** begin Input data **

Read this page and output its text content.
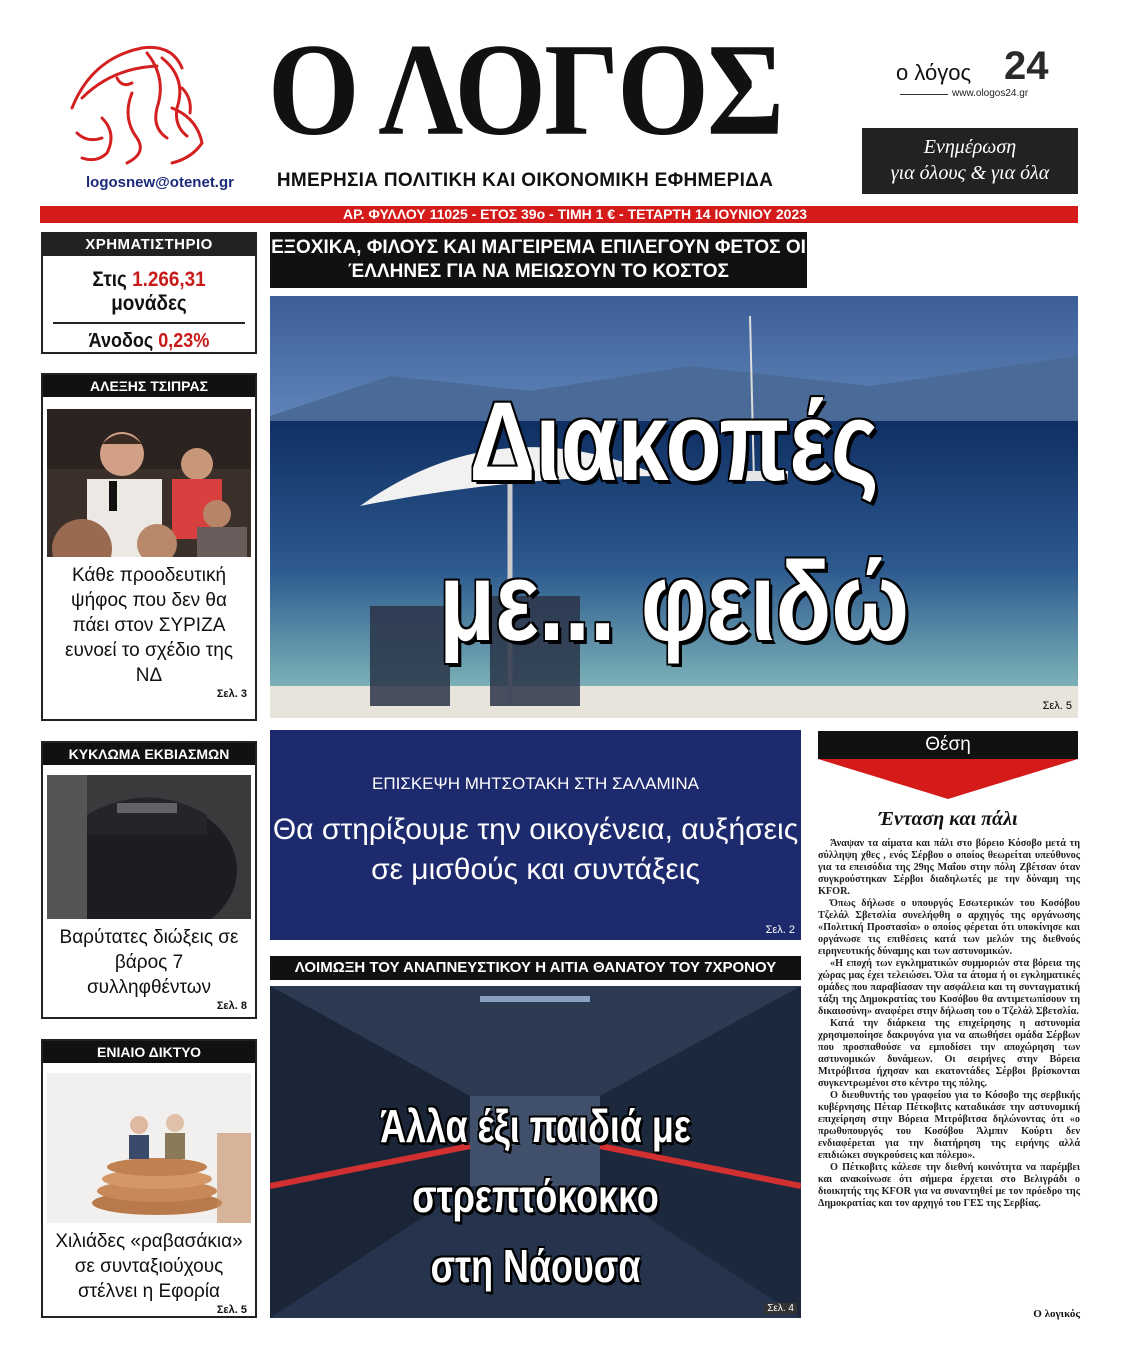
logosnew@otenet.gr
Ο ΛΟΓΟΣ
ΗΜΕΡΗΣΙΑ ΠΟΛΙΤΙΚΗ ΚΑΙ ΟΙΚΟΝΟΜΙΚΗ ΕΦΗΜΕΡΙΔΑ
ο λόγος 24
www.ologos24.gr
Ενημέρωση
για όλους & για όλα
ΑΡ. ΦΥΛΛΟΥ 11025 - ΕΤΟΣ 39ο - ΤΙΜΗ 1 € - ΤΕΤΑΡΤΗ 14 ΙΟΥΝΙΟΥ 2023
ΧΡΗΜΑΤΙΣΤΗΡΙΟ
Στις 1.266,31 μονάδες
Άνοδος 0,23%
ΑΛΕΞΗΣ ΤΣΙΠΡΑΣ
Κάθε προοδευτική ψήφος που δεν θα πάει στον ΣΥΡΙΖΑ ευνοεί το σχέδιο της ΝΔ
Σελ. 3
ΚΥΚΛΩΜΑ ΕΚΒΙΑΣΜΩΝ
Βαρύτατες διώξεις σε βάρος 7 συλληφθέντων
Σελ. 8
ΕΝΙΑΙΟ ΔΙΚΤΥΟ
Χιλιάδες «ραβασάκια» σε συνταξιούχους στέλνει η Εφορία
Σελ. 5
ΕΞΟΧΙΚΑ, ΦΙΛΟΥΣ ΚΑΙ ΜΑΓΕΙΡΕΜΑ ΕΠΙΛΕΓΟΥΝ ΦΕΤΟΣ ΟΙ ΈΛΛΗΝΕΣ ΓΙΑ ΝΑ ΜΕΙΩΣΟΥΝ ΤΟ ΚΟΣΤΟΣ
Διακοπές
με... φειδώ
Σελ. 5
ΕΠΙΣΚΕΨΗ ΜΗΤΣΟΤΑΚΗ ΣΤΗ ΣΑΛΑΜΙΝΑ
Θα στηρίξουμε την οικογένεια, αυξήσεις σε μισθούς και συντάξεις
Σελ. 2
ΛΟΙΜΩΞΗ ΤΟΥ ΑΝΑΠΝΕΥΣΤΙΚΟΥ Η ΑΙΤΙΑ ΘΑΝΑΤΟΥ ΤΟΥ 7ΧΡΟΝΟΥ
Άλλα έξι παιδιά με στρεπτόκοκκο
στη Νάουσα
Σελ. 4
Θέση
Ένταση και πάλι

Άναψαν τα αίματα και πάλι στο βόρειο Κόσοβο μετά τη σύλληψη χθες , ενός Σέρβου ο οποίος θεωρείται υπεύθυνος για τα επεισόδια της 29ης Μαΐου στην πόλη Ζβέτσαν όταν συγκρούστηκαν Σέρβοι διαδηλωτές με την δύναμη της KFOR.

Όπως δήλωσε ο υπουργός Εσωτερικών του Κοσόβου Τζελάλ Σβετσλία συνελήφθη ο αρχηγός της οργάνωσης «Πολιτική Προστασία» ο οποίος φέρεται ότι υποκίνησε και οργάνωσε τις επιθέσεις κατά των μελών της διεθνούς ειρηνευτικής δύναμης και των αστυνομικών.

«Η εποχή των εγκληματικών συμμοριών στα βόρεια της χώρας μας έχει τελειώσει. Όλα τα άτομα ή οι εγκληματικές ομάδες που παραβίασαν την ασφάλεια και τη συνταγματική τάξη της Δημοκρατίας του Κοσόβου θα αντιμετωπίσουν τη δικαιοσύνη» αναφέρει στην δήλωση του ο Τζελάλ Σβετσλία.

Κατά την διάρκεια της επιχείρησης η αστυνομία χρησιμοποίησε δακρυγόνα για να απωθήσει ομάδα Σέρβων που προσπαθούσε να εμποδίσει την αποχώρηση των αστυνομικών δυνάμεων. Οι σειρήνες στην Βόρεια Μιτρόβιτσα ήχησαν και εκατοντάδες Σέρβοι βρίσκονται συγκεντρωμένοι στο κέντρο της πόλης.

Ο διευθυντής του γραφείου για το Κόσοβο της σερβικής κυβέρνησης Πέταρ Πέτκοβιτς καταδικάσε την αστυνομική επιχείρηση στην Βόρεια Μιτρόβιτσα δηλώνοντας ότι «ο πρωθυπουργός του Κοσόβου Άλμπιν Κούρτι δεν ενδιαφέρεται για την διατήρηση της ειρήνης αλλά επιδιώκει συγκρούσεις και πόλεμο».

Ο Πέτκοβιτς κάλεσε την διεθνή κοινότητα να παρέμβει και ανακοίνωσε ότι σήμερα έρχεται στο Βελιγράδι ο διοικητής της KFOR για να συναντηθεί με τον πρόεδρο της Δημοκρατίας και τον αρχηγό του ΓΕΣ της Σερβίας.

Ο λογικός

** end Input data **

> Aim of the task:
Across the material above, count every line holding "Δημοκρατίας" and write down only the number.

> Task result:
2